» **Problem description**: Copy out the data below as written; omit any images.

» **Records that describe figures**:

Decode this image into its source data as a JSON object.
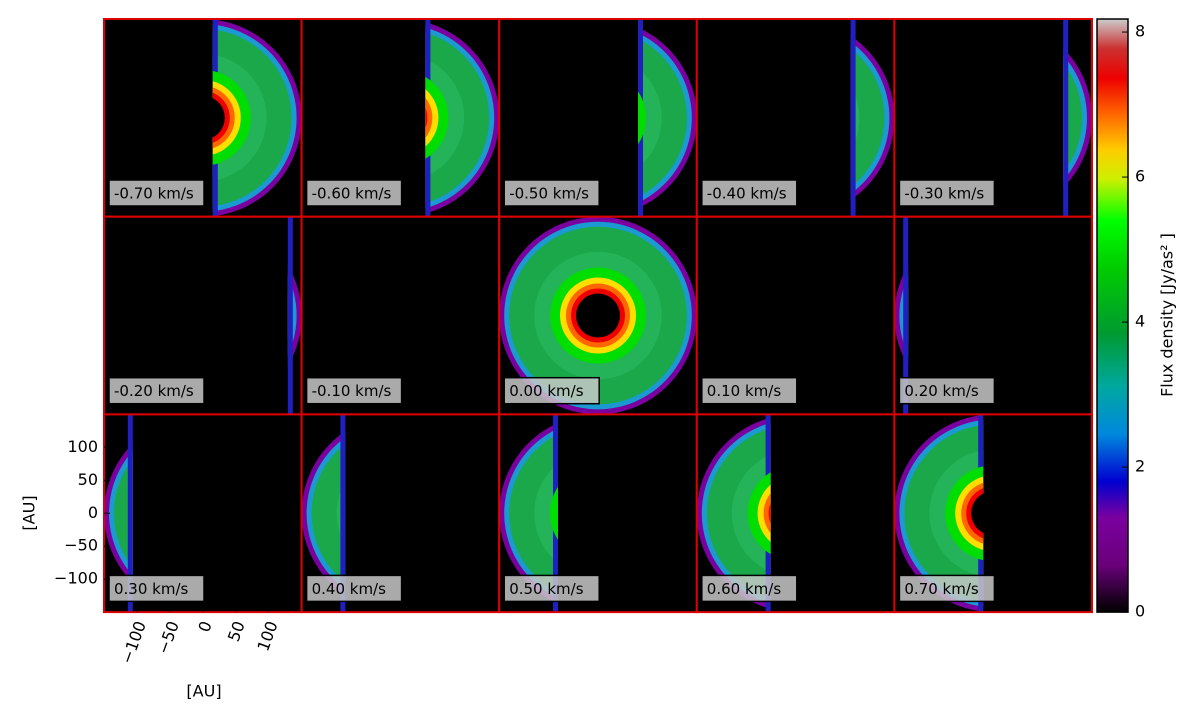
{
  "chart_data": {
    "type": "heatmap",
    "values": [
      -0.7,
      -0.6,
      -0.5,
      -0.4,
      -0.3,
      -0.2,
      -0.1,
      0.0,
      0.1,
      0.2,
      0.3,
      0.4,
      0.5,
      0.6,
      0.7
    ],
    "value_labels": [
      "-0.70 km/s",
      "-0.60 km/s",
      "-0.50 km/s",
      "-0.40 km/s",
      "-0.30 km/s",
      "-0.20 km/s",
      "-0.10 km/s",
      "0.00 km/s",
      "0.10 km/s",
      "0.20 km/s",
      "0.30 km/s",
      "0.40 km/s",
      "0.50 km/s",
      "0.60 km/s",
      "0.70 km/s"
    ],
    "xlabel": "[AU]",
    "ylabel": "[AU]",
    "xlim": [
      -150,
      150
    ],
    "ylim": [
      -150,
      150
    ],
    "xticks": [
      {
        "value": -100,
        "label": "−100"
      },
      {
        "value": -50,
        "label": "−50"
      },
      0,
      50,
      100
    ],
    "yticks": [
      100,
      50,
      0,
      {
        "value": -50,
        "label": "−50"
      },
      {
        "value": -100,
        "label": "−100"
      }
    ],
    "colorbar": {
      "label": "Flux density [Jy/as² ]",
      "clim": [
        0,
        8.18
      ],
      "ticks": [
        0,
        2,
        4,
        6,
        8
      ]
    },
    "frame_color": "#dd0000"
  }
}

» **Result below**:
Decode this image into its source data as a JSON object.
{
  "chart_data": {
    "type": "heatmap",
    "values": [
      -0.7,
      -0.6,
      -0.5,
      -0.4,
      -0.3,
      -0.2,
      -0.1,
      0.0,
      0.1,
      0.2,
      0.3,
      0.4,
      0.5,
      0.6,
      0.7
    ],
    "value_labels": [
      "-0.70 km/s",
      "-0.60 km/s",
      "-0.50 km/s",
      "-0.40 km/s",
      "-0.30 km/s",
      "-0.20 km/s",
      "-0.10 km/s",
      "0.00 km/s",
      "0.10 km/s",
      "0.20 km/s",
      "0.30 km/s",
      "0.40 km/s",
      "0.50 km/s",
      "0.60 km/s",
      "0.70 km/s"
    ],
    "xlabel": "[AU]",
    "ylabel": "[AU]",
    "xlim": [
      -150,
      150
    ],
    "ylim": [
      -150,
      150
    ],
    "xticks": [
      {
        "value": -100,
        "label": "−100"
      },
      {
        "value": -50,
        "label": "−50"
      },
      0,
      50,
      100
    ],
    "yticks": [
      100,
      50,
      0,
      {
        "value": -50,
        "label": "−50"
      },
      {
        "value": -100,
        "label": "−100"
      }
    ],
    "colorbar": {
      "label": "Flux density [Jy/as² ]",
      "clim": [
        0,
        8.18
      ],
      "ticks": [
        0,
        2,
        4,
        6,
        8
      ]
    },
    "frame_color": "#dd0000"
  }
}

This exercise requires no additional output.